• _Instructions for the task_
Look through the records below, count the lines with the word "purta", and reply with only the number.

[Dataset items]
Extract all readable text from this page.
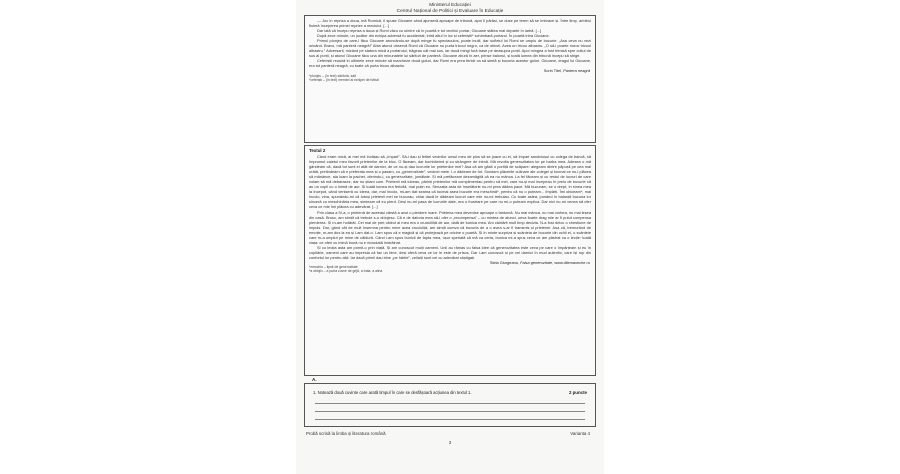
Ministerul Educației
Centrul Național de Politici și Evaluare în Educație

— Joc în repriza a doua, mă Romică, îl spuse Gicoane când ajunseră aproape de tribună, apoi îl părăsi, se duse pe teren să se îmbrace și. Între timp, arbitrul fluieră începerea primei reprize a meciului. [...]

Dar iată că începu repriza a doua și Romi văzu cu uimire că în poartă e tot vechiul portar; Gicoane stătea mai departe în iarbă. [...]

După zece minute, un jucător din echipa adversă fu accidentat, intră altul în loc și ceferiștii* schimbară portarul. În poartă intra Gicoane.

Primul plonjeu de care-l făcu Gicoane aruncându-se după minge fu spectaculos, poate inutil, dar sufletul lui Romi se umplu de bucurie. „Asa ceva nu vezi oricând. Bravo, mă panteră neagră!” Abia atunci observă Romi că Gicoane nu purta tricoul negru, ca de obicei. Avea un tricou albastru. „O să-i poarte noroc tricoul albastru.” Adversarii, mizând pe statura mică a portarului, trăgeau cât mai sus, iar două mingi fură trase pe deasupra porții. Apoi mingea a fost trimisă spre colțul de sus al porții, și atunci Gicoane făcu una din minunatele lui sărituri de panteră. Gicoane zbură în aer, prinse balonul, și toată lumea din tribună începu să strige.

Ceferiștii reușiră în ultimele zece minute să marcheze două goluri, dar Romi era prea fericit ca să simtă și bucuria acestor goluri. Gicoane, dragul lui Gicoane, era tot panteră neagră, cu toate că purta tricou albastru.

Sorin Titel, Pantera neagră
*plonjeu – (în text) săritură, salt
*ceferiști – (în text) membri ai echipei de fotbal
Textul 2

Când eram mică, ai mei mă învățau să „împart”. Să-i dau și fetiței vecinilor unsul meu de plus să se joace cu el, să împart sandviușul cu colega de bancă, să împrumut caietul meu favorit prietenilor de la bloc. O făceam, dar bombănind și cu strângere de inimă. Mă revolta generozitatea lor pe barba mea. Adesea o mă gândeam că, dacă tot sunt ei atât de darnici, de ce nu-și dau lucrurile lor prietenilor mei? Așa că am găsit o portiță de scăpare: alegeam dintre păpușii pe cea mai urâtă, pretindeam că e preferata mea și o pasam, cu „generozitate”, vecinei mele. I-o dădeam de tot. Sondam plăcerile culinare ale colegei și tocmai ce nu-i plăcea să mănânce, aia luam la pachet, oferindu-i, cu generozitate, jumătate. Și mă prefăceam dezamăgită că ea nu mânca. La fel făceam și cu restul de lucruri de care voiam să mă debarasez, dar nu știam cum. Prietenii mă iubeau, părinți prietenilor mă complimentau pentru că mei, care nu-și mai începeau în prelo de bucurie că au un copil cu o inimă de aur. Și toată lumea era fericită, mai puțin eu. Senzația asta de înșelătorie nu-mi prea dădea pace. Mă bucuram, se o drept, în sinea mea la început, când veniseră cu ideea, dar, mai încolo, mi-am dat seama că tocmai asea bucurie era meschină*, pentru că nu o puteam... împărți. Îmi obiceam*, mai încolo, vina, spunându-mi că totuși prietenii mei se bucurau, chiar dacă le dădeam lucruri care mie nu-mi trebuiau. Cu toate astea, punând în balanță bucuria lor sinceră cu meschinăria mea, simțeam că eu pierd. Deși nu-mi pasa de lucrurile date, era o frustrare pe care nu mi-o puteam explica. Dar nici nu-mi venea să ofer ceva ce mie îmi plăcea cu adevărat. [...]

Prin clasa a IV-a, o prietenă de aceeași vârstă a avut o pierdere mare. Prietena mea devenise aproape o fantomă. Nu mai mânca, nu mai vorbea, nu mai ieșea din casă. Brusc, am simțit că trebuie s-o obiojesc. Că e de datoria mea să-i ofer o „recompensa” – cu mintea de atunci, oeva foarte drag mie ar fi putut compensa pierderea. Și m-am hotărât. Cel mai de preț obiect al meu era o crucicilliță de aur, dată de bunica mea. Am cântărit mult timp decizia. N-a fost deloc o chestiune de impuls. Dar, gând căt de mult însemna pentru mine acea cruciuliță, am simțit cumva că bucuria de a o avea s-ar fi transmis și prietenei. Așa că, tremurând de emoție, m-am dus la ea și i-am dat-o. I-am spus că e magică și că protejează pe oricine o poartă. Și în minte surpriza și scânteia de bucurie din ochii ei, o scânteie care m-a umplut pe mine de căldură. Când i-am spus bunicii de fapta mea, ușor speriată că mă va certa, bunica mi-a spus ceva ce am păstrat ca o lecție: toată viața: ce oferi cu inimă bună nu e niciodată înstrăinat.

Și cu lecția asta am pornit-o prin viață. Și am cunoscut mulți oameni. Unii au rămas cu falsa idee că generozitatea este ceva pe care o împărțeam și eu în copilărie, oameni care au impresia că fac un bine, deși oferă ceva ce lor le este de prisos. Dar i-am cunoscut și pe cei darnici în mod autentic, care își rup din confortul lor pentru alții. Iar dacă primii dau bine „pe hârtie”, ceilalți sunt cei cu adevărat câștigați.

Stela Giurgeanu, Falsa generozitate, www.dilemaveche.ro
*meschin – lipsit de generozitate
*a oblojiv – a purta cuvve de grijă, a trata, a alina
A.
1. Notează două cuvinte care arată timpul în care se desfășoară acțiunea din textul 1.	2 puncte
Probă scrisă la limba și literatura română	Varianta 4
3
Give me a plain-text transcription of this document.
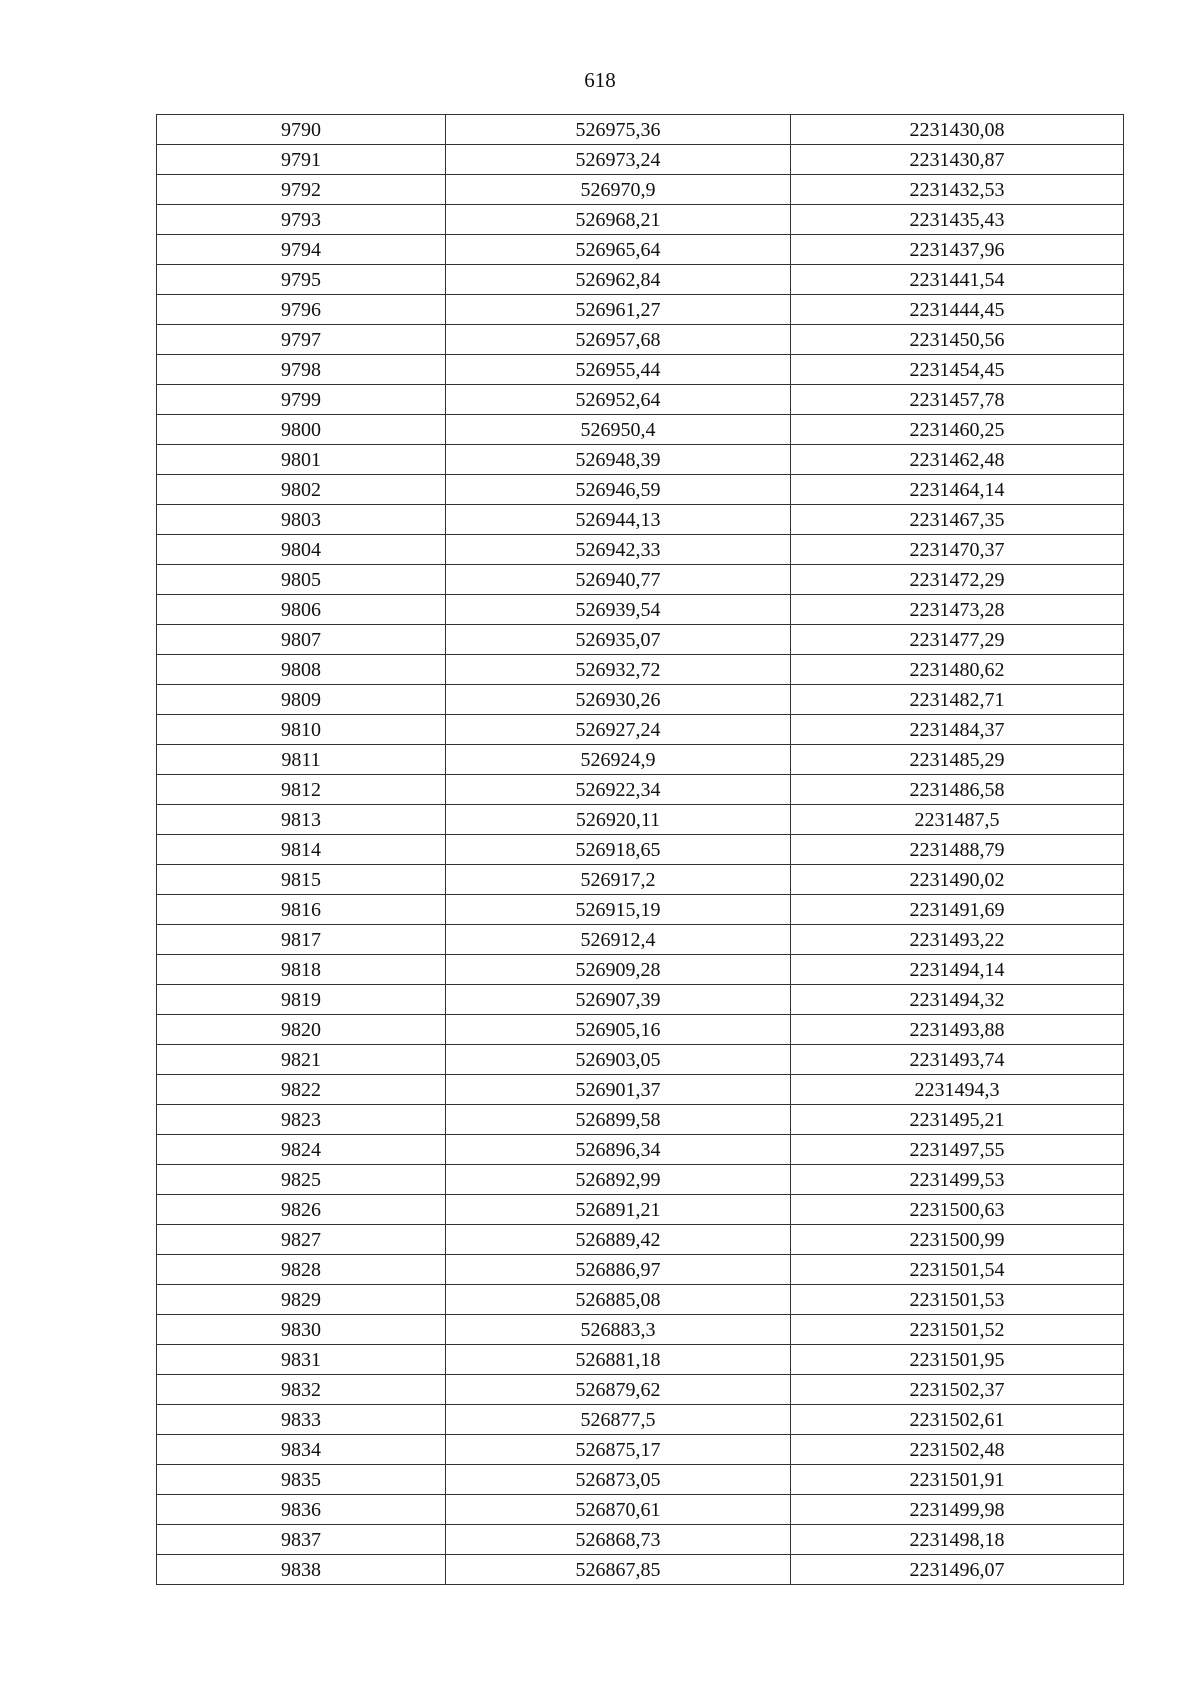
618
9790	526975,36	2231430,08
9791	526973,24	2231430,87
9792	526970,9	2231432,53
9793	526968,21	2231435,43
9794	526965,64	2231437,96
9795	526962,84	2231441,54
9796	526961,27	2231444,45
9797	526957,68	2231450,56
9798	526955,44	2231454,45
9799	526952,64	2231457,78
9800	526950,4	2231460,25
9801	526948,39	2231462,48
9802	526946,59	2231464,14
9803	526944,13	2231467,35
9804	526942,33	2231470,37
9805	526940,77	2231472,29
9806	526939,54	2231473,28
9807	526935,07	2231477,29
9808	526932,72	2231480,62
9809	526930,26	2231482,71
9810	526927,24	2231484,37
9811	526924,9	2231485,29
9812	526922,34	2231486,58
9813	526920,11	2231487,5
9814	526918,65	2231488,79
9815	526917,2	2231490,02
9816	526915,19	2231491,69
9817	526912,4	2231493,22
9818	526909,28	2231494,14
9819	526907,39	2231494,32
9820	526905,16	2231493,88
9821	526903,05	2231493,74
9822	526901,37	2231494,3
9823	526899,58	2231495,21
9824	526896,34	2231497,55
9825	526892,99	2231499,53
9826	526891,21	2231500,63
9827	526889,42	2231500,99
9828	526886,97	2231501,54
9829	526885,08	2231501,53
9830	526883,3	2231501,52
9831	526881,18	2231501,95
9832	526879,62	2231502,37
9833	526877,5	2231502,61
9834	526875,17	2231502,48
9835	526873,05	2231501,91
9836	526870,61	2231499,98
9837	526868,73	2231498,18
9838	526867,85	2231496,07
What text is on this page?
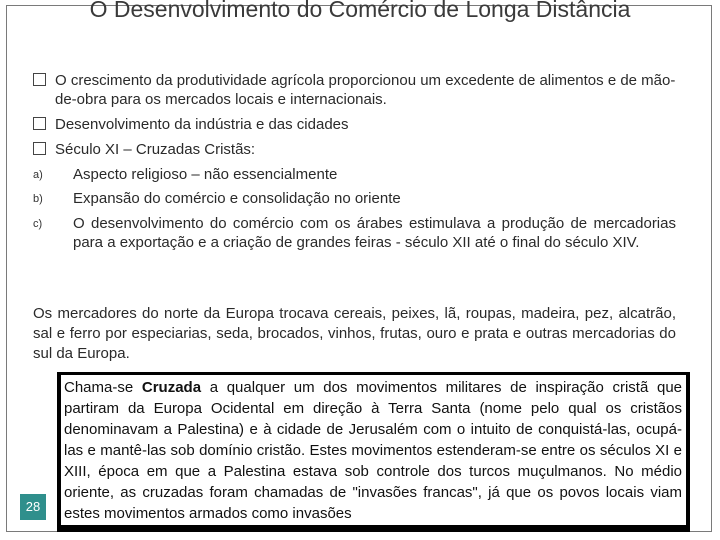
O Desenvolvimento do Comércio de Longa Distância
O crescimento da produtividade agrícola proporcionou um excedente de alimentos e de mão-de-obra para os mercados locais e internacionais.
Desenvolvimento da indústria e das cidades
Século XI – Cruzadas Cristãs:
a)	Aspecto religioso – não essencialmente
b)	Expansão do comércio e consolidação no oriente
c)	O desenvolvimento do comércio com os árabes estimulava a produção de mercadorias para a exportação e a criação de grandes feiras - século XII até o final do século XIV.
Os mercadores do norte da Europa trocava cereais, peixes, lã, roupas, madeira, pez, alcatrão, sal e ferro por especiarias, seda, brocados, vinhos, frutas, ouro e prata e outras mercadorias do sul da Europa.
28
Chama-se Cruzada a qualquer um dos movimentos militares de inspiração cristã que partiram da Europa Ocidental em direção à Terra Santa (nome pelo qual os cristãos denominavam a Palestina) e à cidade de Jerusalém com o intuito de conquistá-las, ocupá-las e mantê-las sob domínio cristão. Estes movimentos estenderam-se entre os séculos XI e XIII, época em que a Palestina estava sob controle dos turcos muçulmanos. No médio oriente, as cruzadas foram chamadas de "invasões francas", já que os povos locais viam estes movimentos armados como invasões
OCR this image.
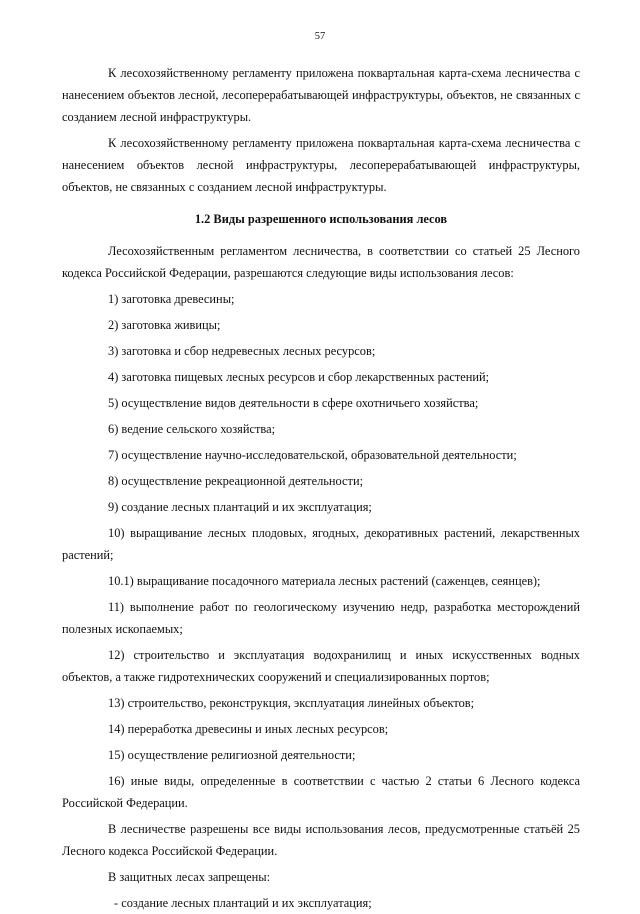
57

К лесохозяйственному регламенту приложена поквартальная карта-схема лесничества с нанесением объектов лесной, лесоперерабатывающей инфраструктуры, объектов, не связанных с созданием лесной инфраструктуры.

К лесохозяйственному регламенту приложена поквартальная карта-схема лесничества с нанесением объектов лесной инфраструктуры, лесоперерабатывающей инфраструктуры, объектов, не связанных с созданием лесной инфраструктуры.

1.2 Виды разрешенного использования лесов

Лесохозяйственным регламентом лесничества, в соответствии со статьей 25 Лесного кодекса Российской Федерации, разрешаются следующие виды использования лесов:

1) заготовка древесины;

2) заготовка живицы;

3) заготовка и сбор недревесных лесных ресурсов;

4) заготовка пищевых лесных ресурсов и сбор лекарственных растений;

5) осуществление видов деятельности в сфере охотничьего хозяйства;

6) ведение сельского хозяйства;

7) осуществление научно-исследовательской, образовательной деятельности;

8) осуществление рекреационной деятельности;

9) создание лесных плантаций и их эксплуатация;

10) выращивание лесных плодовых, ягодных, декоративных растений, лекарственных растений;

10.1) выращивание посадочного материала лесных растений (саженцев, сеянцев);

11) выполнение работ по геологическому изучению недр, разработка месторождений полезных ископаемых;

12) строительство и эксплуатация водохранилищ и иных искусственных водных объектов, а также гидротехнических сооружений и специализированных портов;

13) строительство, реконструкция, эксплуатация линейных объектов;

14) переработка древесины и иных лесных ресурсов;

15) осуществление религиозной деятельности;

16) иные виды, определенные в соответствии с частью 2 статьи 6 Лесного кодекса Российской Федерации.

В лесничестве разрешены все виды использования лесов, предусмотренные статьёй 25 Лесного кодекса Российской Федерации.

В защитных лесах запрещены:

- создание лесных плантаций и их эксплуатация;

• _Exercise output_
3